Exercices →
**a.** D'après le texte à lire, dans quel but l'Ordre des Prêcheurs a-t-il été fondé selon ses constitutions primitives ?
**b.** Dites si chaque affirmation est d'accord avec le texte à lire, en répondant par oui ou par non et en citant mot pour mot les mots du texte qui tranchent.
(i) Les sermons des frères portent très souvent le nom de leur auteur.
(ii) La prédication de Jourdain de Saxe a eu du succès auprès des étudiants de la faculté des Arts.
(iii) Les thèses théologiques propres aux dominicains sont déjà là dès la première génération de l'Ordre.
**c.** Recopiez du texte à lire le passage qui va de « Sans doute, tout » à « en terre albigeoise544. », ces deux bouts compris.

Texte à lire →
Selon l'expression des constitutions primitives, l'Ordre des Prêcheurs "a été institué spécialement, dès le début, pour la prédication et le salut des âmes542." Il est pourtant difficile de cerner ce que fut la prédication de la première génération dominicaine. Il n'est pas question ici des instruments de travail que constitueront très rapidement les frères, qu'il s'agisse des séries de sermons modèles ou des commentaires de l'Ecriture, - ce qui sera par exemple réalisé à Saint-Jacques sous la direction de Hugues de Saint-Cher -, mais des sermons tels qu'ils ont été prêchés, notés à l'audition et mis par écrit.
La dispersion des sources en rend l'accès difficile. Les sermons des frères se trouvent généralement parmi d'autres dans des compilations à usage privé. Très souvent, aucun nom d'auteur n'est mentionné et le seul texte ne permet pas toujours de distinguer le sermon d'un prêcheur du sermon d'un mineur ou d'un maître. Ce n'est que plus tard, aux environs de 1240, qu'apparaîtront les thèses théologiques qui représentent un courant spécifique dominicain543. Elles devraient dès lors se retrouver dans la prédication des frères et ainsi permettre, à défaut de retrouver l'auteur d'un sermon, de discerner à quel Ordre appartenait le prédicateur.
Si donc la première prédication de l'Ordre n'a rien de très original dans les thèmes qu'elle développe comme dans la façon de les traiter, elle est néanmoins l'expression de la grâce des origines et c'est à ce titre qu'elle mérite d'être étudiée. La prédication de Jourdain de Saxe est importante à des multiples titres. Elle témoigne tout d'abord de l'implantation du jeune Ordre des Prêcheurs au coeur de l'université parisienne, et plus largement encore dans les différents centres d'études de la chrétienté du second quart du XIIIe siècle. De plus, le succès qu'elle a rencontré parmi les étudiants, et en particulier auprès de ceux de la faculté des Arts, a permis un important accroissement de l'Ordre. Si la lettre de ces prédications a connu une diffusion qui semble limitée, Jourdain de Saxe est demeuré dans son Ordre comme une figure particulière de prédicateur.
Sans doute, tout n'est-il pas dit de la grâce des origines de l'Ordre, ni même de la première prédication dominicaine. Les écoles sont un contexte bien particulier ; l'Ordre s'est aussi développé ailleurs, la prédication des frères a pris d'autres formes, par exemple dans la poursuite de l'hérésie. Certains frères, comme Roland de Crémone, ont passé de l'enseignement magistral à la prédication en terre albigeoise544.

Données sources →
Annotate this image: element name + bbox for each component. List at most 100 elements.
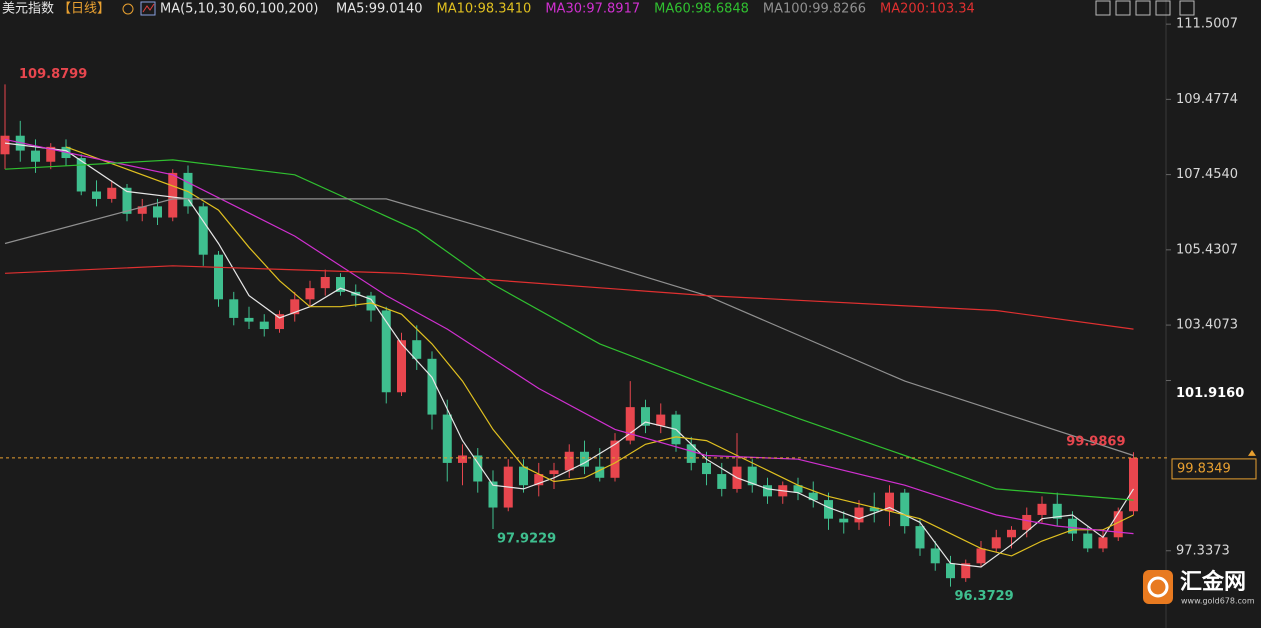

Réponses →
**a.** Il a été institué spécialement, dès le début, pour la prédication et le salut des âmes.

**b.**
(i) Non : « Très souvent, aucun nom d'auteur n'est mentionné »
(ii) Oui : « le succès qu'elle a rencontré parmi les étudiants, et en particulier auprès de ceux de la faculté des Arts »
(iii) Non : « Ce n'est que plus tard, aux environs de 1240, qu'apparaîtront les thèses théologiques qui représentent un courant spécifique dominicain »

**c.**
Sans doute, tout n'est-il pas dit de la grâce des origines de l'Ordre, ni même de la première prédication dominicaine. Les écoles sont un contexte bien particulier ; l'Ordre s'est aussi développé ailleurs, la prédication des frères a pris d'autres formes, par exemple dans la poursuite de l'hérésie. Certains frères, comme Roland de Crémone, ont passé de l'enseignement magistral à la prédication en terre albigeoise544.